• **Work to do**: All the data should come back exactly as it was given.

───

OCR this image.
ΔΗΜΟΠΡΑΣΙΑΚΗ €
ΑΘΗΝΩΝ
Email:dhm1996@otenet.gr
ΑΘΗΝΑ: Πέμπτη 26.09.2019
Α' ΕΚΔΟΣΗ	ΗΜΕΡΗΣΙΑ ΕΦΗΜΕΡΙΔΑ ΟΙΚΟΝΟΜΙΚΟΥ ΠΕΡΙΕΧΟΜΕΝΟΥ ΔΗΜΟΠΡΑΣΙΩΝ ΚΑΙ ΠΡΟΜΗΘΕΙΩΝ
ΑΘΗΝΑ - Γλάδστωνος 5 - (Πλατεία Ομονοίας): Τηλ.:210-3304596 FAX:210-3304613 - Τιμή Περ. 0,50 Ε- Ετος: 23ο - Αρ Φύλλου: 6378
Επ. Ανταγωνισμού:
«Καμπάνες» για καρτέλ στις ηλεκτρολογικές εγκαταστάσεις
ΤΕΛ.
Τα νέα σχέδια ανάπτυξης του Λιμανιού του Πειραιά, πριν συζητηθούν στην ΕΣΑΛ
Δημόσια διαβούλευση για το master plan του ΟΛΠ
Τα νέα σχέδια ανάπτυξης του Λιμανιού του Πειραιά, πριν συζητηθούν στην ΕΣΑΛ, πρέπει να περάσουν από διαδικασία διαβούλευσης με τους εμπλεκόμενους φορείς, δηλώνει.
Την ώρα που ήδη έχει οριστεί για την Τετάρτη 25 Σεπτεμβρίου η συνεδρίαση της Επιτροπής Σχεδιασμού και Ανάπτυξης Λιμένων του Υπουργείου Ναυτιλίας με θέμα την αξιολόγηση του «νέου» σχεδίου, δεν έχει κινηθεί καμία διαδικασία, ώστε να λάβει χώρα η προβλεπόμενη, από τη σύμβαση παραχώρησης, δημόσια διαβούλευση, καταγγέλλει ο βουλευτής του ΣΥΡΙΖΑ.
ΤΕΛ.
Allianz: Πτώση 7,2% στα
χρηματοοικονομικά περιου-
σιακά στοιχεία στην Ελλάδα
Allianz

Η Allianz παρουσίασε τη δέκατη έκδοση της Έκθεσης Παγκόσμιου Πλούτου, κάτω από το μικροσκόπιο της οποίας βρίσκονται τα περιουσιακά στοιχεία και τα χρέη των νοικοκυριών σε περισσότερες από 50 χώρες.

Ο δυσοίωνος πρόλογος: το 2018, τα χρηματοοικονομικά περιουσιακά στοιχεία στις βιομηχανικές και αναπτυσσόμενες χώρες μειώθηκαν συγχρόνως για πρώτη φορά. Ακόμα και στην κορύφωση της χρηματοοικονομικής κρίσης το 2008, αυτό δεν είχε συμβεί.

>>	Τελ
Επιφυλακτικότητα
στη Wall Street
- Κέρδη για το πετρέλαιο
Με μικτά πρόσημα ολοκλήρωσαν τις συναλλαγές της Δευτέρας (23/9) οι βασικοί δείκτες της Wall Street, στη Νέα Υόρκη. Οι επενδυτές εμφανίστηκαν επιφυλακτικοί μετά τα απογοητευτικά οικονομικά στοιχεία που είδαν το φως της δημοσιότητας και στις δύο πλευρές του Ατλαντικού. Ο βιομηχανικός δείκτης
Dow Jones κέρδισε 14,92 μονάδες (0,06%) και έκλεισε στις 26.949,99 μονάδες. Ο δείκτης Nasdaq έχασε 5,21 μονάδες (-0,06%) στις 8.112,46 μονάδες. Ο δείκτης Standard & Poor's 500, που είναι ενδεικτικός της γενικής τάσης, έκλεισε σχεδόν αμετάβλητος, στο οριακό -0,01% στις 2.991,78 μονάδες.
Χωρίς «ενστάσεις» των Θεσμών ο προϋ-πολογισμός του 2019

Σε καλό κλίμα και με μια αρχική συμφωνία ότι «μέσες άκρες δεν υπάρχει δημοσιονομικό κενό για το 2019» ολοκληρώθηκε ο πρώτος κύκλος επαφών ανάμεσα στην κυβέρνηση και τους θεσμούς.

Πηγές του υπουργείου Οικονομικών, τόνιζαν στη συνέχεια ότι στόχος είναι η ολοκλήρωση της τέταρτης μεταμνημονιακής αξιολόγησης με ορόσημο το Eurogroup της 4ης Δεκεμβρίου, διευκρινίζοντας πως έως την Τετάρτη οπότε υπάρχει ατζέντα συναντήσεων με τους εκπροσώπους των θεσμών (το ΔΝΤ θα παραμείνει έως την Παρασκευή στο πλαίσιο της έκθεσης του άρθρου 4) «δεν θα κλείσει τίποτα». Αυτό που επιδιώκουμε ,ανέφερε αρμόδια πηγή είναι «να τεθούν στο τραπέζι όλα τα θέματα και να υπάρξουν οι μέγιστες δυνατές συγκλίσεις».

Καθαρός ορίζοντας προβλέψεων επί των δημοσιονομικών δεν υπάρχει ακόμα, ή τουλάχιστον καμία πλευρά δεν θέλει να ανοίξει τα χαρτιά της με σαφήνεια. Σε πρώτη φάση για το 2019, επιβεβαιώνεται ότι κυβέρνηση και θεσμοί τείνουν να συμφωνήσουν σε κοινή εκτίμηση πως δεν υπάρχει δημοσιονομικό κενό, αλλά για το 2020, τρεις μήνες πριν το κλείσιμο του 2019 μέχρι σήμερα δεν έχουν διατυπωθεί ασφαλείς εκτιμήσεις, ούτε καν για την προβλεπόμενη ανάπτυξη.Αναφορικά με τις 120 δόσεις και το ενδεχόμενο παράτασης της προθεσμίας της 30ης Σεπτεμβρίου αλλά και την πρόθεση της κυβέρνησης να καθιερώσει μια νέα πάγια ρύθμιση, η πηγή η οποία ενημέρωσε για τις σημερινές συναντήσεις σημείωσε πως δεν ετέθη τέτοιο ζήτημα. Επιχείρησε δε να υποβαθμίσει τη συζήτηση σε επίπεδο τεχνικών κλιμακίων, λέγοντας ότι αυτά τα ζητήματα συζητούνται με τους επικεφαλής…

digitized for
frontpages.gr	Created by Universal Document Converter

───

• **Problem solution**:
OCR this image.
ΔΗΜΟΠΡΑΣΙΑΚΗ €
ΑΘΗΝΩΝ
Email:dhm1996@otenet.gr
ΑΘΗΝΑ: Πέμπτη 26.09.2019
Α' ΕΚΔΟΣΗ	ΗΜΕΡΗΣΙΑ ΕΦΗΜΕΡΙΔΑ ΟΙΚΟΝΟΜΙΚΟΥ ΠΕΡΙΕΧΟΜΕΝΟΥ ΔΗΜΟΠΡΑΣΙΩΝ ΚΑΙ ΠΡΟΜΗΘΕΙΩΝ
ΑΘΗΝΑ - Γλάδστωνος 5 - (Πλατεία Ομονοίας): Τηλ.:210-3304596 FAX:210-3304613 - Τιμή Περ. 0,50 Ε- Ετος: 23ο - Αρ Φύλλου: 6378
Επ. Ανταγωνισμού:
«Καμπάνες» για καρτέλ στις ηλεκτρολογικές εγκαταστάσεις
ΤΕΛ.
Τα νέα σχέδια ανάπτυξης του Λιμανιού του Πειραιά, πριν συζητηθούν στην ΕΣΑΛ
Δημόσια διαβούλευση για το master plan του ΟΛΠ
Τα νέα σχέδια ανάπτυξης του Λιμανιού του Πειραιά, πριν συζητηθούν στην ΕΣΑΛ, πρέπει να περάσουν από διαδικασία διαβούλευσης με τους εμπλεκόμενους φορείς, δηλώνει.
Την ώρα που ήδη έχει οριστεί για την Τετάρτη 25 Σεπτεμβρίου η συνεδρίαση της Επιτροπής Σχεδιασμού και Ανάπτυξης Λιμένων του Υπουργείου Ναυτιλίας με θέμα την αξιολόγηση του «νέου» σχεδίου, δεν έχει κινηθεί καμία διαδικασία, ώστε να λάβει χώρα η προβλεπόμενη, από τη σύμβαση παραχώρησης, δημόσια διαβούλευση, καταγγέλλει ο βουλευτής του ΣΥΡΙΖΑ.
ΤΕΛ.
Allianz: Πτώση 7,2% στα
χρηματοοικονομικά περιου-
σιακά στοιχεία στην Ελλάδα
Allianz

Η Allianz παρουσίασε τη δέκατη έκδοση της Έκθεσης Παγκόσμιου Πλούτου, κάτω από το μικροσκόπιο της οποίας βρίσκονται τα περιουσιακά στοιχεία και τα χρέη των νοικοκυριών σε περισσότερες από 50 χώρες.

Ο δυσοίωνος πρόλογος: το 2018, τα χρηματοοικονομικά περιουσιακά στοιχεία στις βιομηχανικές και αναπτυσσόμενες χώρες μειώθηκαν συγχρόνως για πρώτη φορά. Ακόμα και στην κορύφωση της χρηματοοικονομικής κρίσης το 2008, αυτό δεν είχε συμβεί.

>>	Τελ
Επιφυλακτικότητα
στη Wall Street
- Κέρδη για το πετρέλαιο
Με μικτά πρόσημα ολοκλήρωσαν τις συναλλαγές της Δευτέρας (23/9) οι βασικοί δείκτες της Wall Street, στη Νέα Υόρκη. Οι επενδυτές εμφανίστηκαν επιφυλακτικοί μετά τα απογοητευτικά οικονομικά στοιχεία που είδαν το φως της δημοσιότητας και στις δύο πλευρές του Ατλαντικού. Ο βιομηχανικός δείκτης
Dow Jones κέρδισε 14,92 μονάδες (0,06%) και έκλεισε στις 26.949,99 μονάδες. Ο δείκτης Nasdaq έχασε 5,21 μονάδες (-0,06%) στις 8.112,46 μονάδες. Ο δείκτης Standard & Poor's 500, που είναι ενδεικτικός της γενικής τάσης, έκλεισε σχεδόν αμετάβλητος, στο οριακό -0,01% στις 2.991,78 μονάδες.
Χωρίς «ενστάσεις» των Θεσμών ο προϋ-πολογισμός του 2019

Σε καλό κλίμα και με μια αρχική συμφωνία ότι «μέσες άκρες δεν υπάρχει δημοσιονομικό κενό για το 2019» ολοκληρώθηκε ο πρώτος κύκλος επαφών ανάμεσα στην κυβέρνηση και τους θεσμούς.

Πηγές του υπουργείου Οικονομικών, τόνιζαν στη συνέχεια ότι στόχος είναι η ολοκλήρωση της τέταρτης μεταμνημονιακής αξιολόγησης με ορόσημο το Eurogroup της 4ης Δεκεμβρίου, διευκρινίζοντας πως έως την Τετάρτη οπότε υπάρχει ατζέντα συναντήσεων με τους εκπροσώπους των θεσμών (το ΔΝΤ θα παραμείνει έως την Παρασκευή στο πλαίσιο της έκθεσης του άρθρου 4) «δεν θα κλείσει τίποτα». Αυτό που επιδιώκουμε ,ανέφερε αρμόδια πηγή είναι «να τεθούν στο τραπέζι όλα τα θέματα και να υπάρξουν οι μέγιστες δυνατές συγκλίσεις».

Καθαρός ορίζοντας προβλέψεων επί των δημοσιονομικών δεν υπάρχει ακόμα, ή τουλάχιστον καμία πλευρά δεν θέλει να ανοίξει τα χαρτιά της με σαφήνεια. Σε πρώτη φάση για το 2019, επιβεβαιώνεται ότι κυβέρνηση και θεσμοί τείνουν να συμφωνήσουν σε κοινή εκτίμηση πως δεν υπάρχει δημοσιονομικό κενό, αλλά για το 2020, τρεις μήνες πριν το κλείσιμο του 2019 μέχρι σήμερα δεν έχουν διατυπωθεί ασφαλείς εκτιμήσεις, ούτε καν για την προβλεπόμενη ανάπτυξη.Αναφορικά με τις 120 δόσεις και το ενδεχόμενο παράτασης της προθεσμίας της 30ης Σεπτεμβρίου αλλά και την πρόθεση της κυβέρνησης να καθιερώσει μια νέα πάγια ρύθμιση, η πηγή η οποία ενημέρωσε για τις σημερινές συναντήσεις σημείωσε πως δεν ετέθη τέτοιο ζήτημα. Επιχείρησε δε να υποβαθμίσει τη συζήτηση σε επίπεδο τεχνικών κλιμακίων, λέγοντας ότι αυτά τα ζητήματα συζητούνται με τους επικεφαλής…

digitized for
frontpages.gr	Created by Universal Document Converter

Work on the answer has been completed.